WHAT THE TASK ASKS: All of the lines below are to be transcribed faithfully, with pictures excluded from the copy.

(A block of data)
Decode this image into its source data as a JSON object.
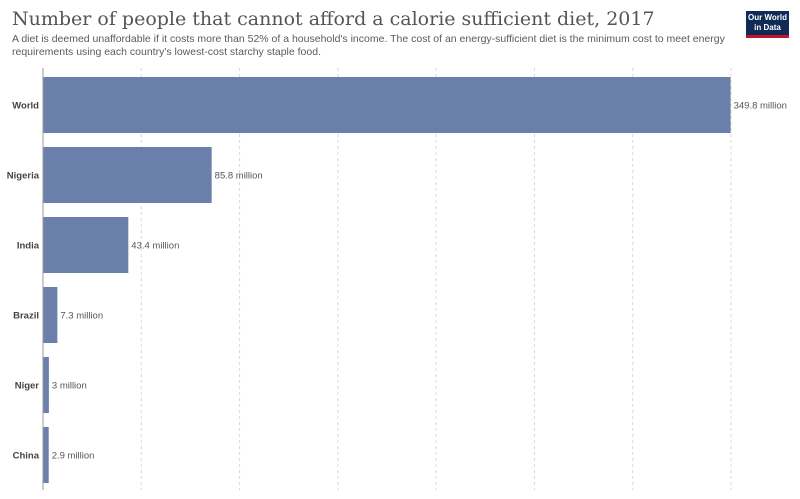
{
  "header": {
    "title": "Number of people that cannot afford a calorie sufficient diet, 2017",
    "subtitle": "A diet is deemed unaffordable if it costs more than 52% of a household's income. The cost of an energy-sufficient diet is the minimum cost to meet energy requirements using each country's lowest-cost starchy staple food.",
    "logo_line1": "Our World",
    "logo_line2": "in Data"
  },
  "colors": {
    "bar": "#6a7fa9",
    "grid": "#d8d8d8",
    "logo_bg": "#0f2a54",
    "logo_accent": "#c8102e"
  },
  "chart_data": {
    "type": "bar",
    "orientation": "horizontal",
    "title": "Number of people that cannot afford a calorie sufficient diet, 2017",
    "categories": [
      "World",
      "Nigeria",
      "India",
      "Brazil",
      "Niger",
      "China"
    ],
    "values": [
      349.8,
      85.8,
      43.4,
      7.3,
      3.0,
      2.9
    ],
    "value_labels": [
      "349.8 million",
      "85.8 million",
      "43.4 million",
      "7.3 million",
      "3 million",
      "2.9 million"
    ],
    "unit": "million",
    "xlim": [
      0,
      350
    ],
    "gridlines": [
      50,
      100,
      150,
      200,
      250,
      300,
      350
    ],
    "grid": true
  }
}
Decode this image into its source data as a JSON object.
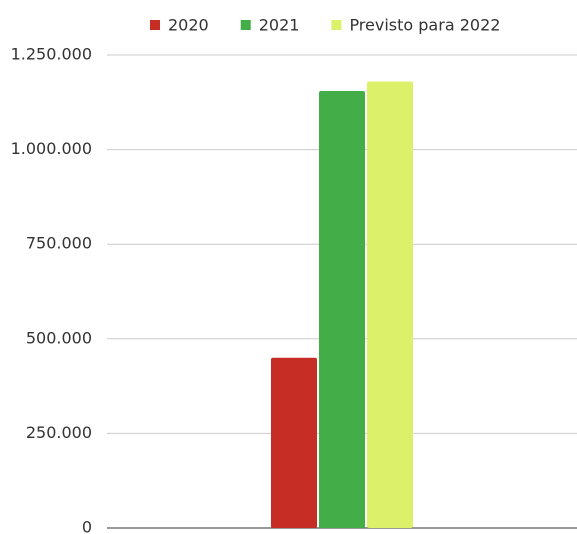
{
  "chart_data": {
    "type": "bar",
    "categories": [
      null
    ],
    "series": [
      {
        "name": "2020",
        "color": "#c62d25",
        "values": [
          450000
        ]
      },
      {
        "name": "2021",
        "color": "#43ad47",
        "values": [
          1155000
        ]
      },
      {
        "name": "Previsto para 2022",
        "color": "#dcf06a",
        "values": [
          1180000
        ]
      }
    ],
    "ylim": [
      0,
      1250000
    ],
    "yticks": [
      0,
      {
        "value": 250000,
        "label": "250.000"
      },
      {
        "value": 500000,
        "label": "500.000"
      },
      {
        "value": 750000,
        "label": "750.000"
      },
      {
        "value": 1000000,
        "label": "1.000.000"
      },
      {
        "value": 1250000,
        "label": "1.250.000"
      }
    ],
    "grid": true,
    "legend": "top"
  }
}
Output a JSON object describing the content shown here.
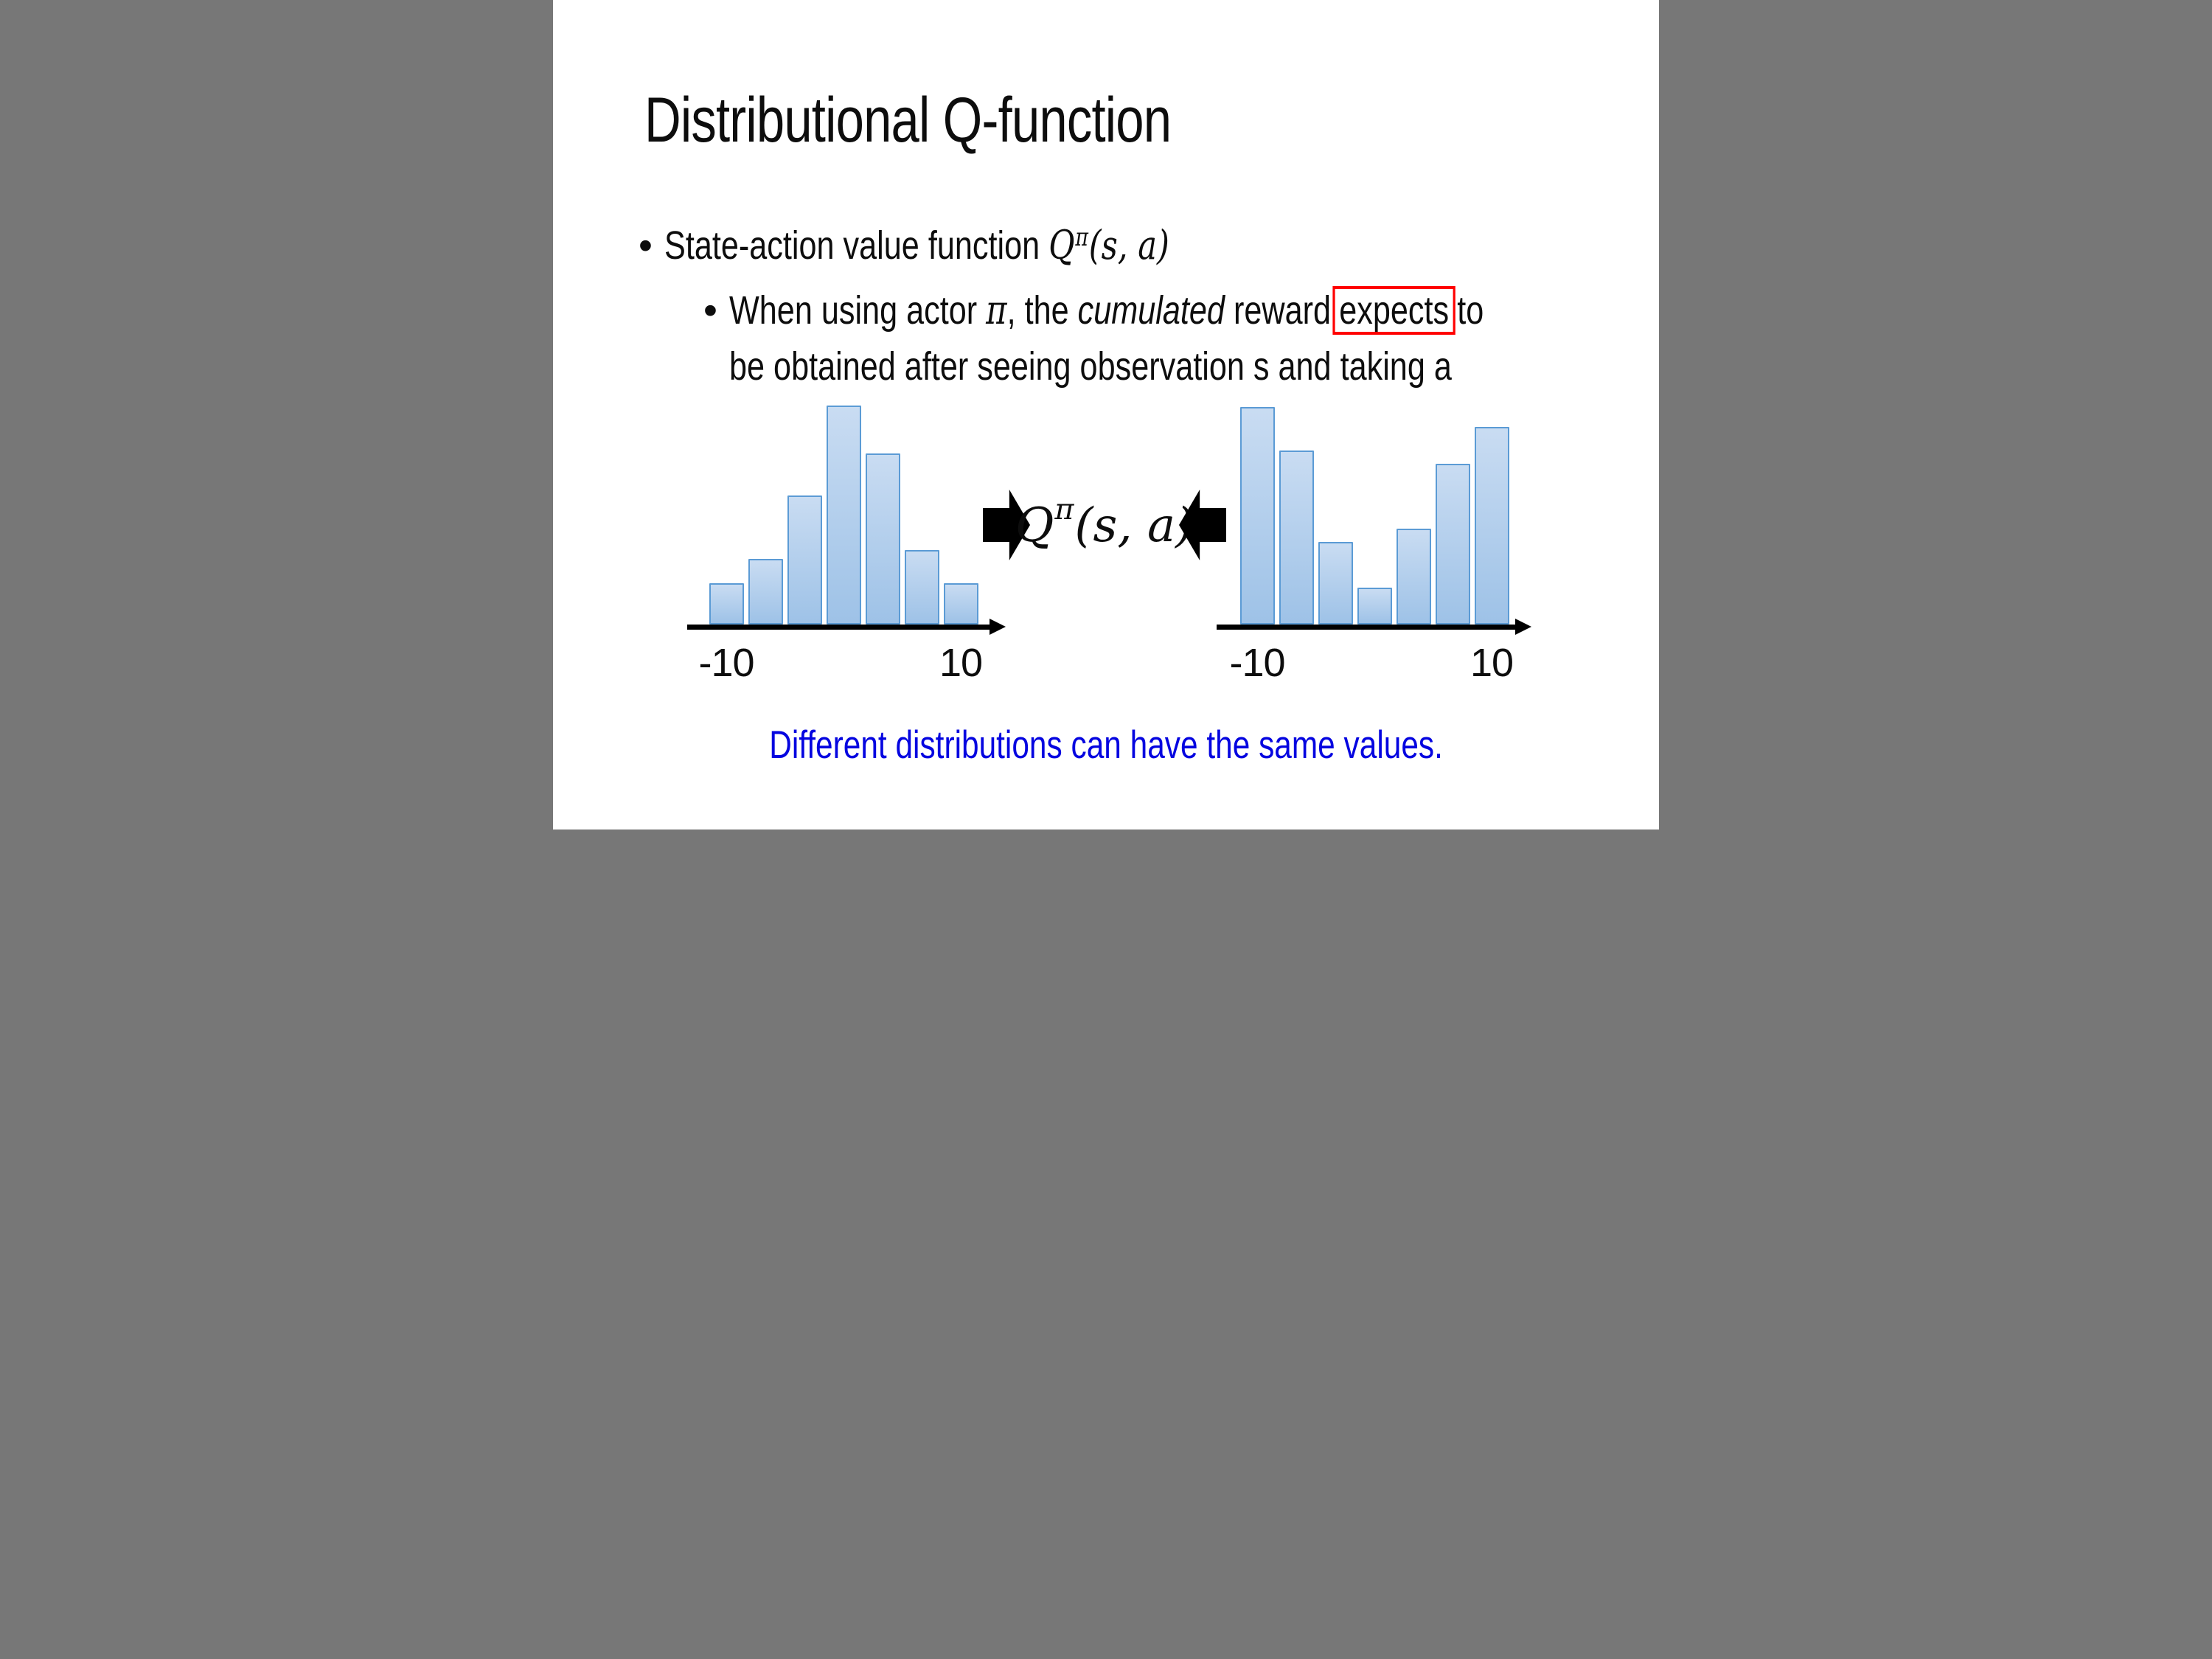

RESPONSE BELOW:
Decode this image into its source data as a JSON object.
{
  "header": {
    "title": "Number of people that cannot afford a calorie sufficient diet, 2017",
    "subtitle": "A diet is deemed unaffordable if it costs more than 52% of a household's income. The cost of an energy-sufficient diet is the minimum cost to meet energy requirements using each country's lowest-cost starchy staple food.",
    "logo_line1": "Our World",
    "logo_line2": "in Data"
  },
  "colors": {
    "bar": "#6a7fa9",
    "grid": "#d8d8d8",
    "logo_bg": "#0f2a54",
    "logo_accent": "#c8102e"
  },
  "chart_data": {
    "type": "bar",
    "orientation": "horizontal",
    "title": "Number of people that cannot afford a calorie sufficient diet, 2017",
    "categories": [
      "World",
      "Nigeria",
      "India",
      "Brazil",
      "Niger",
      "China"
    ],
    "values": [
      349.8,
      85.8,
      43.4,
      7.3,
      3.0,
      2.9
    ],
    "value_labels": [
      "349.8 million",
      "85.8 million",
      "43.4 million",
      "7.3 million",
      "3 million",
      "2.9 million"
    ],
    "unit": "million",
    "xlim": [
      0,
      350
    ],
    "gridlines": [
      50,
      100,
      150,
      200,
      250,
      300,
      350
    ],
    "grid": true
  }
}
Decode this image into its source data as a JSON object.
{
  "chart_data": {
    "type": "bar",
    "categories": [
      null
    ],
    "series": [
      {
        "name": "2020",
        "color": "#c62d25",
        "values": [
          450000
        ]
      },
      {
        "name": "2021",
        "color": "#43ad47",
        "values": [
          1155000
        ]
      },
      {
        "name": "Previsto para 2022",
        "color": "#dcf06a",
        "values": [
          1180000
        ]
      }
    ],
    "ylim": [
      0,
      1250000
    ],
    "yticks": [
      0,
      {
        "value": 250000,
        "label": "250.000"
      },
      {
        "value": 500000,
        "label": "500.000"
      },
      {
        "value": 750000,
        "label": "750.000"
      },
      {
        "value": 1000000,
        "label": "1.000.000"
      },
      {
        "value": 1250000,
        "label": "1.250.000"
      }
    ],
    "grid": true,
    "legend": "top"
  }
}
Output a JSON object describing the content shown here.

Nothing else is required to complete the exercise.